| Goal of the exercise |
Search the entries below. Return every line that has "onbeskryflik" in it.

| Records for the exercise |

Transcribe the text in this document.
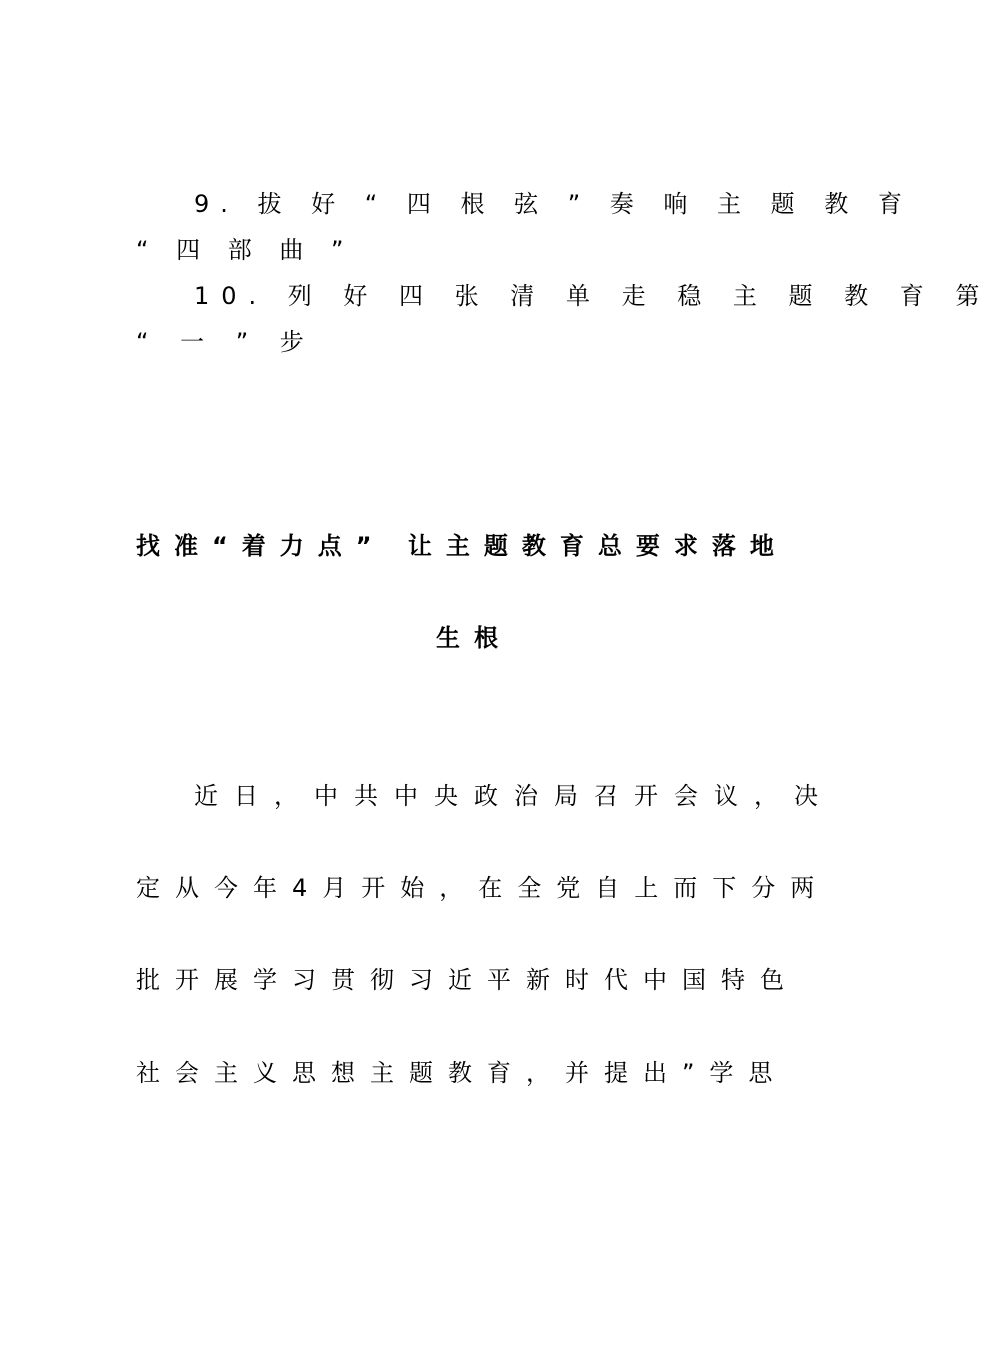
9. 拔 好 “ 四 根 弦 ” 奏 响 主 题 教 育
“ 四 部 曲 ”
10. 列 好 四 张 清 单 走 稳 主 题 教 育 第
“ 一 ” 步
找准“着力点” 让主题教育总要求落地
生根
近日，中共中央政治局召开会议，决
定从今年4月开始，在全党自上而下分两
批开展学习贯彻习近平新时代中国特色
社会主义思想主题教育，并提出”学思
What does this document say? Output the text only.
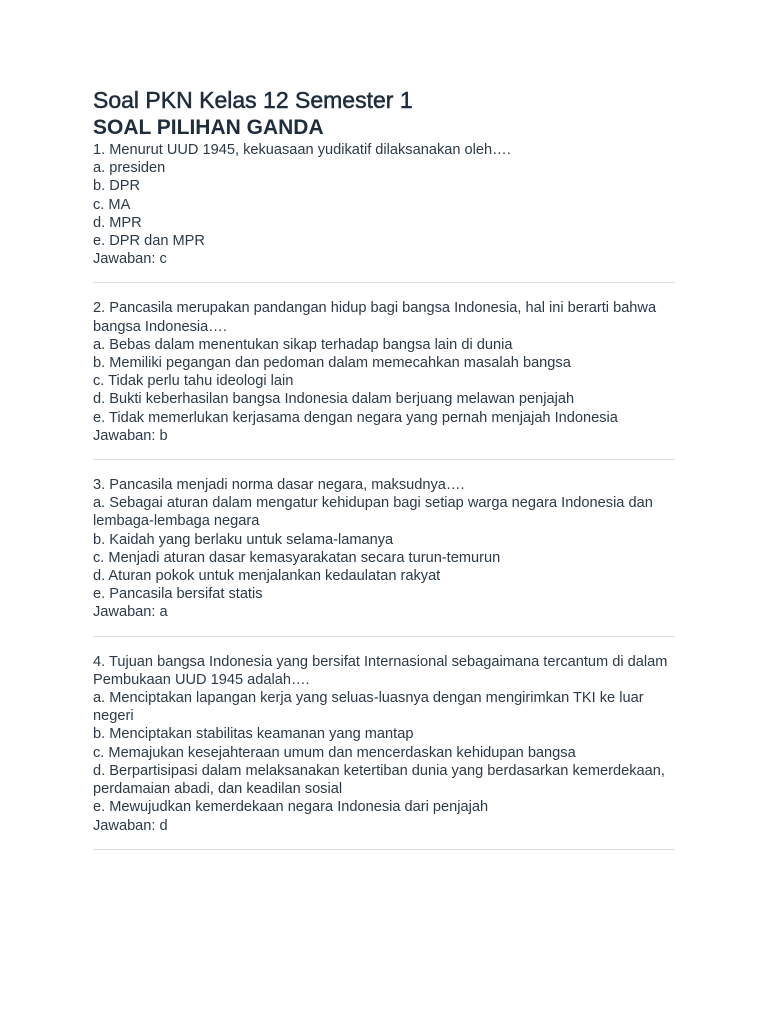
Soal PKN Kelas 12 Semester 1
SOAL PILIHAN GANDA
1. Menurut UUD 1945, kekuasaan yudikatif dilaksanakan oleh….
a. presiden
b. DPR
c. MA
d. MPR
e. DPR dan MPR
Jawaban: c
2. Pancasila merupakan pandangan hidup bagi bangsa Indonesia, hal ini berarti bahwa bangsa Indonesia….
a. Bebas dalam menentukan sikap terhadap bangsa lain di dunia
b. Memiliki pegangan dan pedoman dalam memecahkan masalah bangsa
c. Tidak perlu tahu ideologi lain
d. Bukti keberhasilan bangsa Indonesia dalam berjuang melawan penjajah
e. Tidak memerlukan kerjasama dengan negara yang pernah menjajah Indonesia
Jawaban: b
3. Pancasila menjadi norma dasar negara, maksudnya….
a. Sebagai aturan dalam mengatur kehidupan bagi setiap warga negara Indonesia dan lembaga-lembaga negara
b. Kaidah yang berlaku untuk selama-lamanya
c. Menjadi aturan dasar kemasyarakatan secara turun-temurun
d. Aturan pokok untuk menjalankan kedaulatan rakyat
e. Pancasila bersifat statis
Jawaban: a
4. Tujuan bangsa Indonesia yang bersifat Internasional sebagaimana tercantum di dalam Pembukaan UUD 1945 adalah….
a. Menciptakan lapangan kerja yang seluas-luasnya dengan mengirimkan TKI ke luar negeri
b. Menciptakan stabilitas keamanan yang mantap
c. Memajukan kesejahteraan umum dan mencerdaskan kehidupan bangsa
d. Berpartisipasi dalam melaksanakan ketertiban dunia yang berdasarkan kemerdekaan, perdamaian abadi, dan keadilan sosial
e. Mewujudkan kemerdekaan negara Indonesia dari penjajah
Jawaban: d
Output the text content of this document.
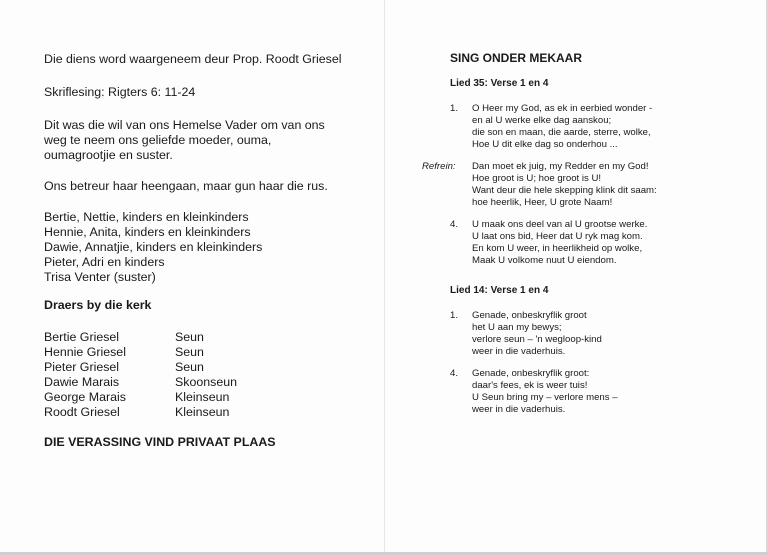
Die diens word waargeneem deur Prop. Roodt Griesel

Skriflesing: Rigters 6: 11-24

Dit was die wil van ons Hemelse Vader om van ons
weg te neem ons geliefde moeder, ouma,
oumagrootjie en suster.

Ons betreur haar heengaan, maar gun haar die rus.

Bertie, Nettie, kinders en kleinkinders
Hennie, Anita, kinders en kleinkinders
Dawie, Annatjie, kinders en kleinkinders
Pieter, Adri en kinders
Trisa Venter (suster)
Draers by die kerk
Bertie Griesel	Seun
Hennie Griesel	Seun
Pieter Griesel	Seun
Dawie Marais	Skoonseun
George Marais	Kleinseun
Roodt Griesel	Kleinseun

DIE VERASSING VIND PRIVAAT PLAAS

SING ONDER MEKAAR
Lied 35: Verse 1 en 4
1.	O Heer my God, as ek in eerbied wonder -
en al U werke elke dag aanskou;
die son en maan, die aarde, sterre, wolke,
Hoe U dit elke dag so onderhou ...
Refrein:	Dan moet ek juig, my Redder en my God!
Hoe groot is U; hoe groot is U!
Want deur die hele skepping klink dit saam:
hoe heerlik, Heer, U grote Naam!
4.	U maak ons deel van al U grootse werke.
U laat ons bid, Heer dat U ryk mag kom.
En kom U weer, in heerlikheid op wolke,
Maak U volkome nuut U eiendom.
Lied 14: Verse 1 en 4
1.	Genade, onbeskryflik groot
het U aan my bewys;
verlore seun – 'n wegloop-kind
weer in die vaderhuis.
4.	Genade, onbeskryflik groot:
daar's fees, ek is weer tuis!
U Seun bring my – verlore mens –
weer in die vaderhuis.
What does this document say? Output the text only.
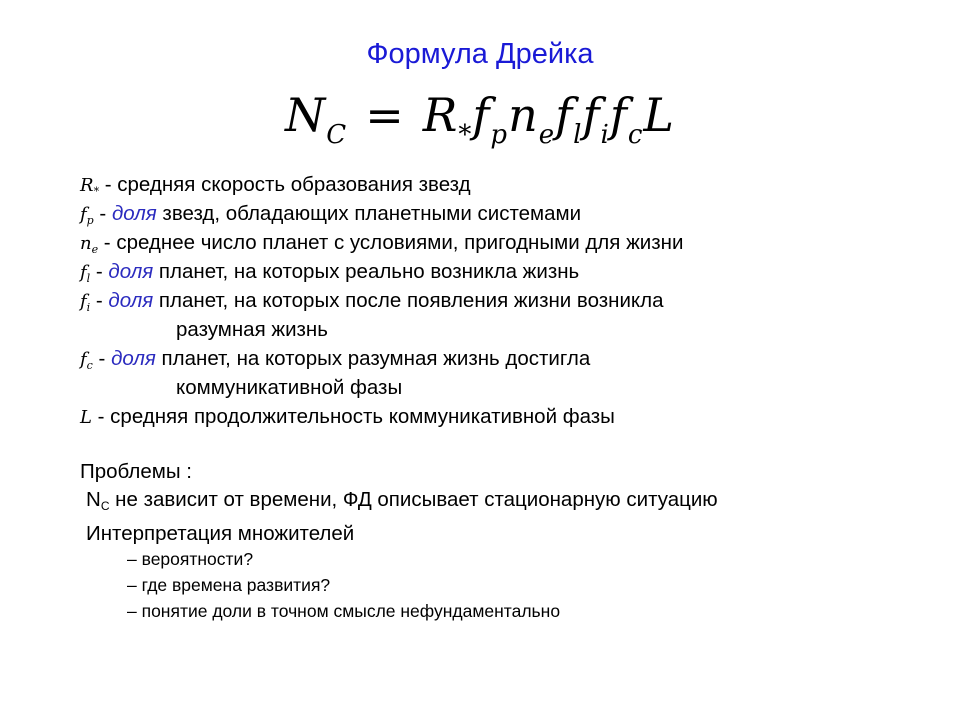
Формула Дрейка
$N_C = R_*f_pn_ef_lf_if_cL$
$R_*$ - средняя скорость образования звезд
$f_p$ - доля звезд, обладающих планетными системами
$n_e$ - среднее число планет с условиями, пригодными для жизни
$f_l$ - доля планет, на которых реально возникла жизнь
$f_i$ - доля планет, на которых после появления жизни возникла
разумная жизнь
$f_c$ - доля планет, на которых разумная жизнь достигла
коммуникативной фазы
L - средняя продолжительность коммуникативной фазы
Проблемы :
$N_C$ не зависит от времени, ФД описывает стационарную ситуацию
Интерпретация множителей
– вероятности?
– где времена развития?
– понятие доли в точном смысле нефундаментально
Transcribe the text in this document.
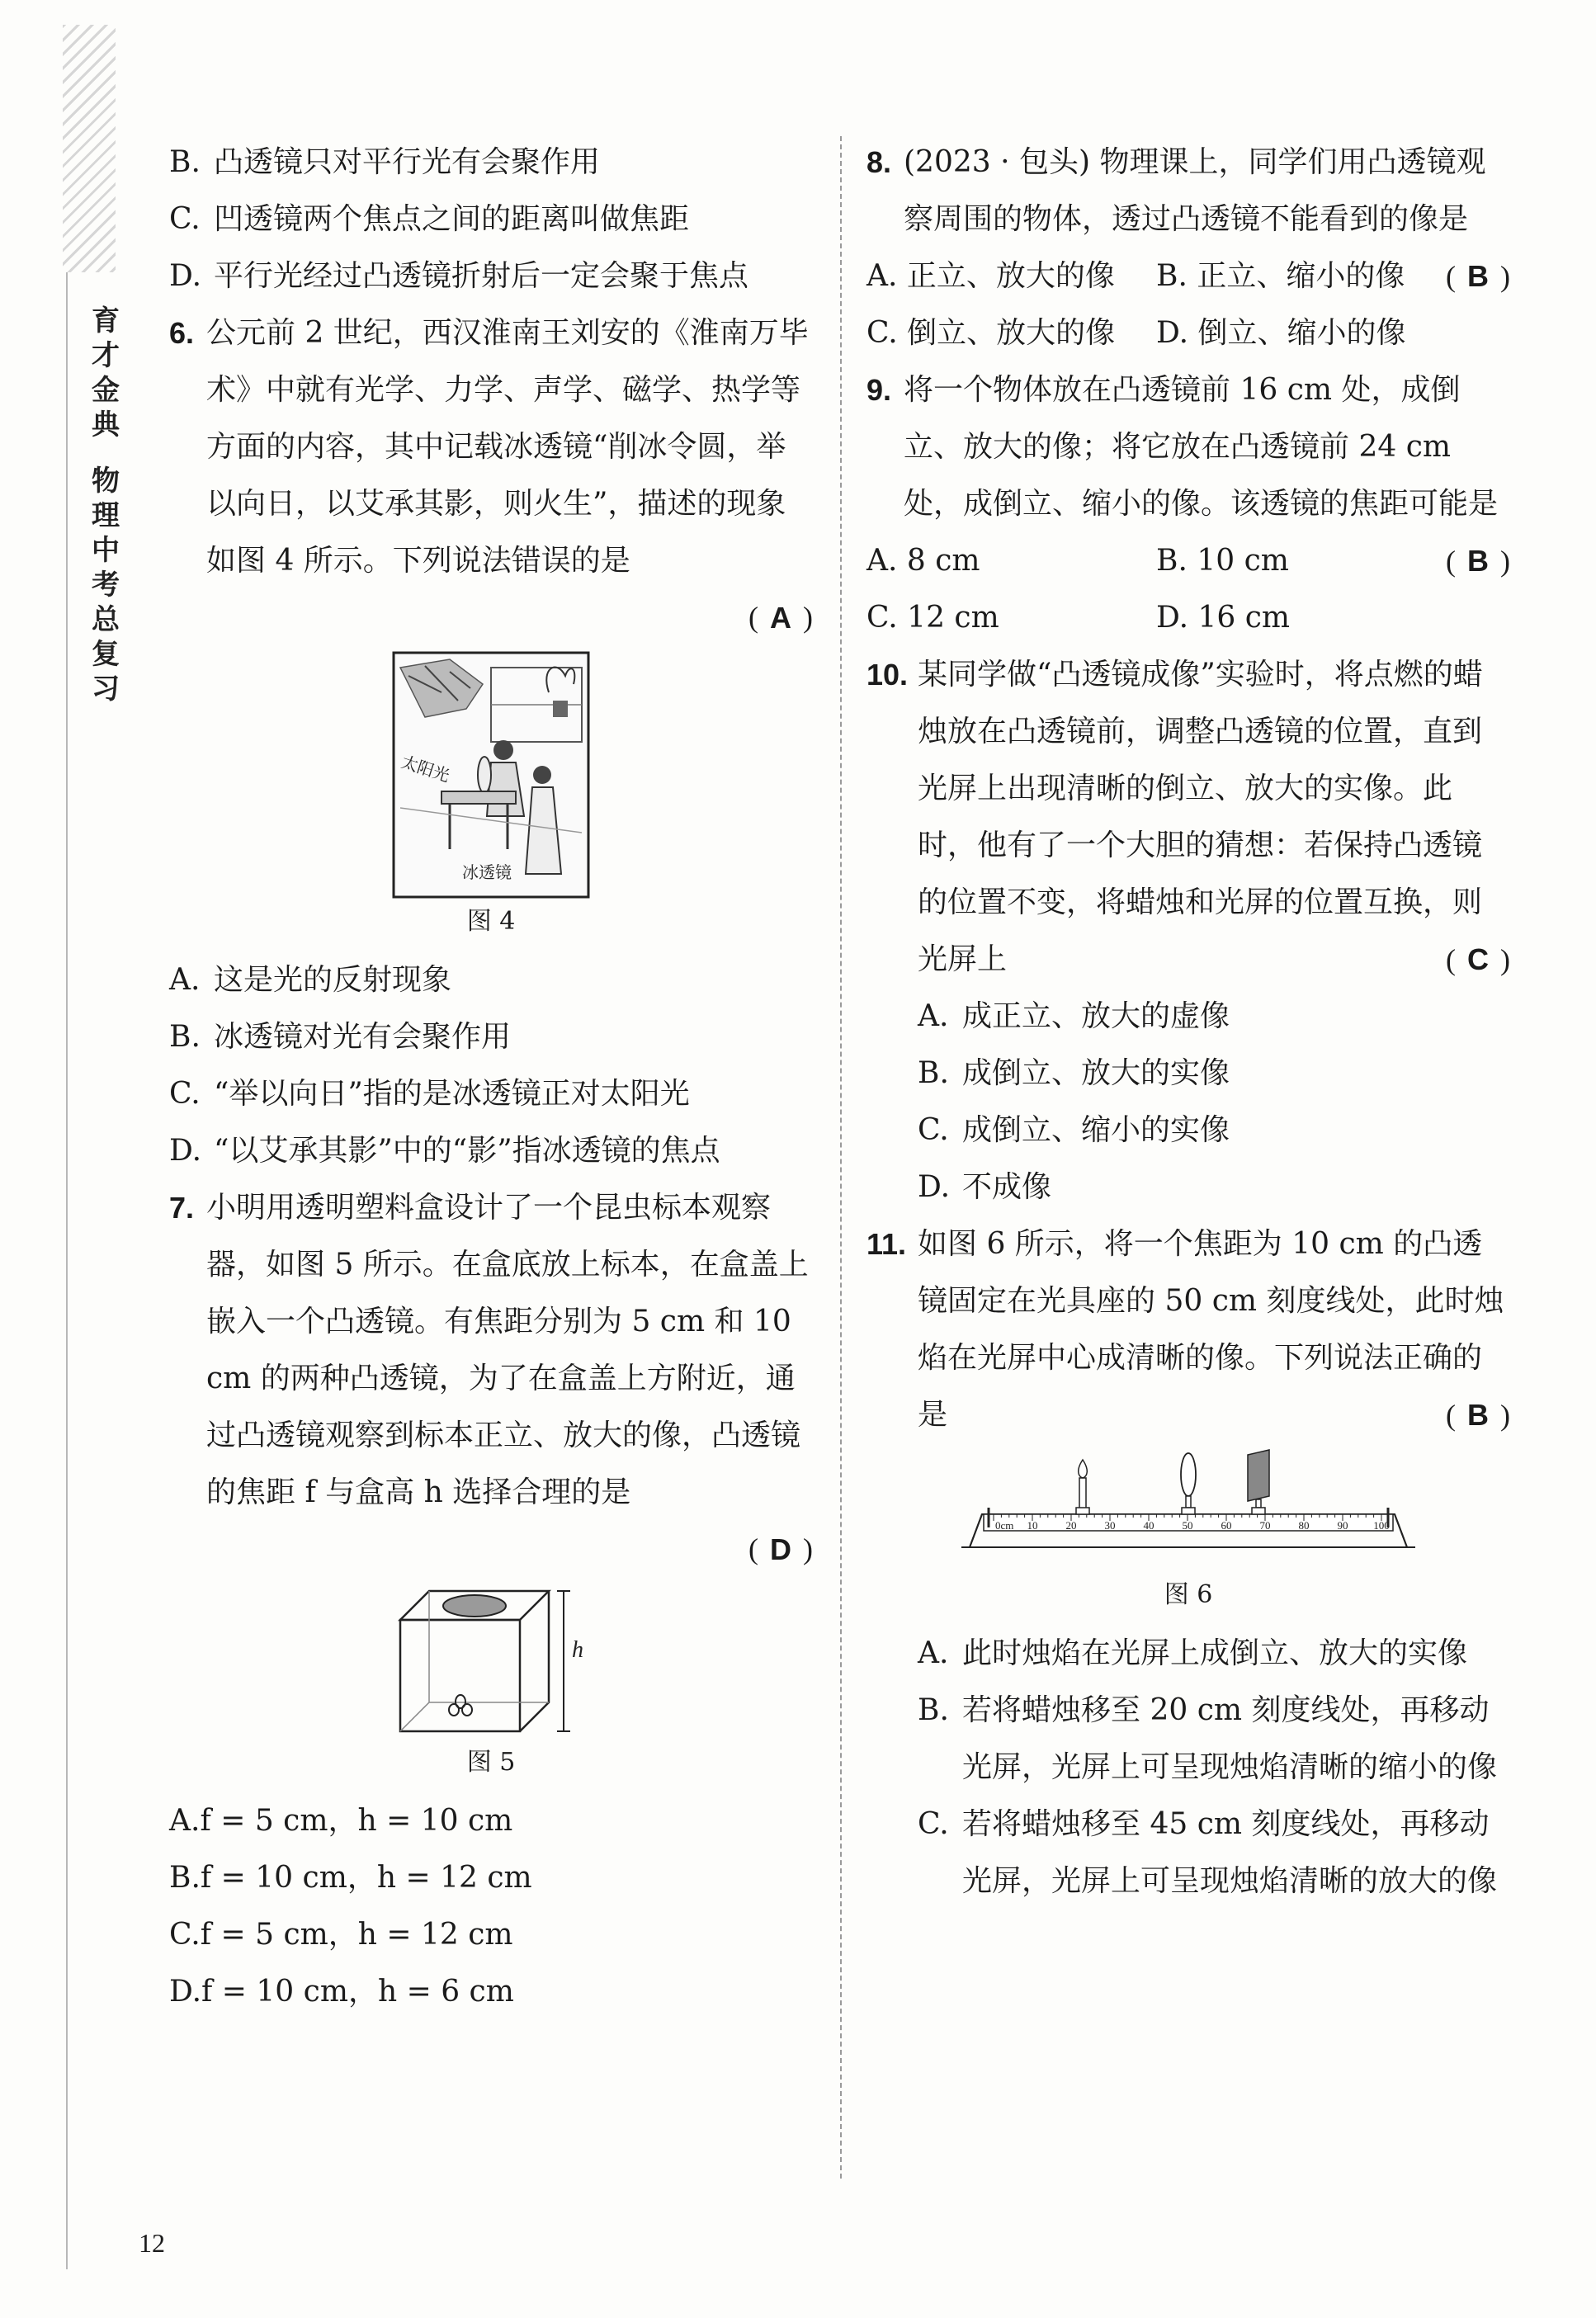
育
才
金
典
物
理
中
考
总
复
习
B. 凸透镜只对平行光有会聚作用
C. 凹透镜两个焦点之间的距离叫做焦距
D. 平行光经过凸透镜折射后一定会聚于焦点
6. 公元前 2 世纪，西汉淮南王刘安的《淮南万毕术》中就有光学、力学、声学、磁学、热学等方面的内容，其中记载冰透镜“削冰令圆，举以向日，以艾承其影，则火生”，描述的现象如图 4 所示。下列说法错误的是
( A )
太阳光
冰透镜
图 4
A. 这是光的反射现象
B. 冰透镜对光有会聚作用
C. “举以向日”指的是冰透镜正对太阳光
D. “以艾承其影”中的“影”指冰透镜的焦点
7. 小明用透明塑料盒设计了一个昆虫标本观察器，如图 5 所示。在盒底放上标本，在盒盖上嵌入一个凸透镜。有焦距分别为 5 cm 和 10 cm 的两种凸透镜，为了在盒盖上方附近，通过凸透镜观察到标本正立、放大的像，凸透镜的焦距 f 与盒高 h 选择合理的是
( D )
h
图 5
A.f = 5 cm，h = 10 cm
B.f = 10 cm，h = 12 cm
C.f = 5 cm，h = 12 cm
D.f = 10 cm，h = 6 cm
8. (2023 · 包头) 物理课上，同学们用凸透镜观察周围的物体，透过凸透镜不能看到的像是
( B )
A. 正立、放大的像	B. 正立、缩小的像
C. 倒立、放大的像	D. 倒立、缩小的像
9. 将一个物体放在凸透镜前 16 cm 处，成倒立、放大的像；将它放在凸透镜前 24 cm 处，成倒立、缩小的像。该透镜的焦距可能是
( B )
A. 8 cm	B. 10 cm
C. 12 cm	D. 16 cm
10. 某同学做“凸透镜成像”实验时，将点燃的蜡烛放在凸透镜前，调整凸透镜的位置，直到光屏上出现清晰的倒立、放大的实像。此时，他有了一个大胆的猜想：若保持凸透镜的位置不变，将蜡烛和光屏的位置互换，则光屏上	( C )
A. 成正立、放大的虚像
B. 成倒立、放大的实像
C. 成倒立、缩小的实像
D. 不成像
11. 如图 6 所示，将一个焦距为 10 cm 的凸透镜固定在光具座的 50 cm 刻度线处，此时烛焰在光屏中心成清晰的像。下列说法正确的是	( B )
0cm 10	20	30	40	50	60	70	80	90 100
图 6
A. 此时烛焰在光屏上成倒立、放大的实像
B. 若将蜡烛移至 20 cm 刻度线处，再移动光屏，光屏上可呈现烛焰清晰的缩小的像
C. 若将蜡烛移至 45 cm 刻度线处，再移动光屏，光屏上可呈现烛焰清晰的放大的像
12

| Response |
1.	Genade, onbeskryflik groot
4.	Genade, onbeskryflik groot:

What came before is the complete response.